Dataset records:
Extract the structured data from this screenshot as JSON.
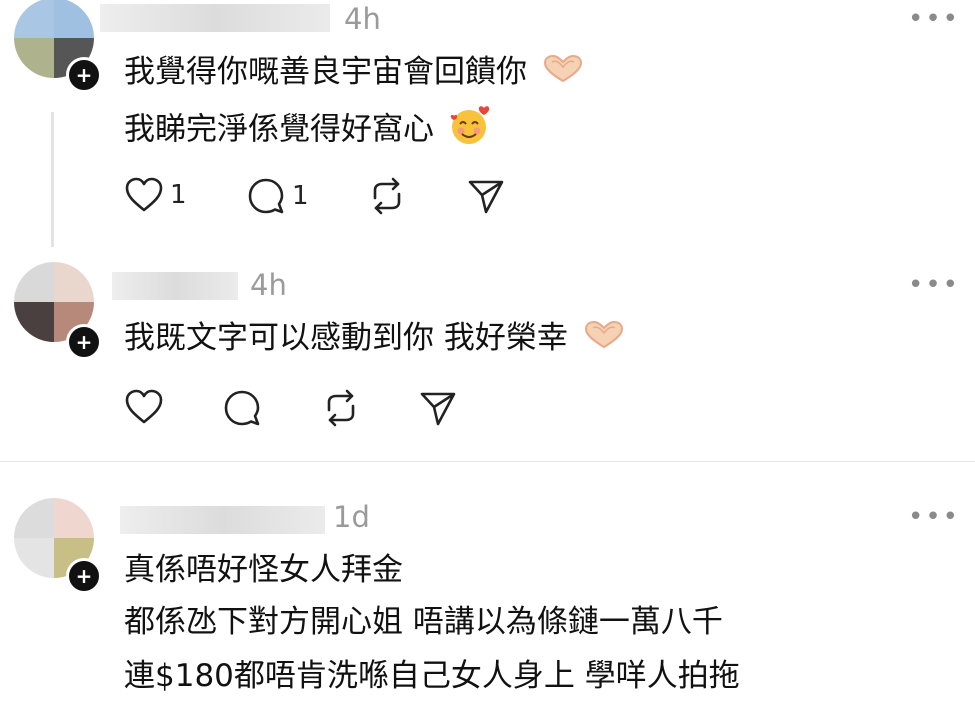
{
  "posts": [
    {
      "time": "4h",
      "more": "•••",
      "lines": [
        "我覺得你嘅善良宇宙會回饋你",
        "我睇完淨係覺得好窩心"
      ],
      "like_count": "1",
      "reply_count": "1",
      "emojis": [
        "heart-hands",
        "smiling-face-with-hearts"
      ]
    },
    {
      "time": "4h",
      "more": "•••",
      "lines": [
        "我既文字可以感動到你 我好榮幸"
      ],
      "emojis": [
        "heart-hands"
      ]
    },
    {
      "time": "1d",
      "more": "•••",
      "lines": [
        "真係唔好怪女人拜金",
        "都係氹下對方開心姐 唔講以為條鏈一萬八千",
        "連$180都唔肯洗喺自己女人身上 學咩人拍拖"
      ]
    }
  ],
  "icons": [
    "heart-icon",
    "comment-icon",
    "repost-icon",
    "share-icon",
    "more-icon",
    "follow-plus-icon"
  ],
  "colors": {
    "text": "#111111",
    "muted": "#9a9a9a",
    "divider": "#e6e6e6",
    "heart_hands": "#f3c3a0"
  }
}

WORK REQUIRED =>
Your copy should match the records word for word, with the pictures removed.

SOLUTION FOR THIS TASK =>
Extract the structured data from this screenshot as JSON.
{
  "posts": [
    {
      "time": "4h",
      "more": "•••",
      "lines": [
        "我覺得你嘅善良宇宙會回饋你",
        "我睇完淨係覺得好窩心"
      ],
      "like_count": "1",
      "reply_count": "1",
      "emojis": [
        "heart-hands",
        "smiling-face-with-hearts"
      ]
    },
    {
      "time": "4h",
      "more": "•••",
      "lines": [
        "我既文字可以感動到你 我好榮幸"
      ],
      "emojis": [
        "heart-hands"
      ]
    },
    {
      "time": "1d",
      "more": "•••",
      "lines": [
        "真係唔好怪女人拜金",
        "都係氹下對方開心姐 唔講以為條鏈一萬八千",
        "連$180都唔肯洗喺自己女人身上 學咩人拍拖"
      ]
    }
  ],
  "icons": [
    "heart-icon",
    "comment-icon",
    "repost-icon",
    "share-icon",
    "more-icon",
    "follow-plus-icon"
  ],
  "colors": {
    "text": "#111111",
    "muted": "#9a9a9a",
    "divider": "#e6e6e6",
    "heart_hands": "#f3c3a0"
  }
}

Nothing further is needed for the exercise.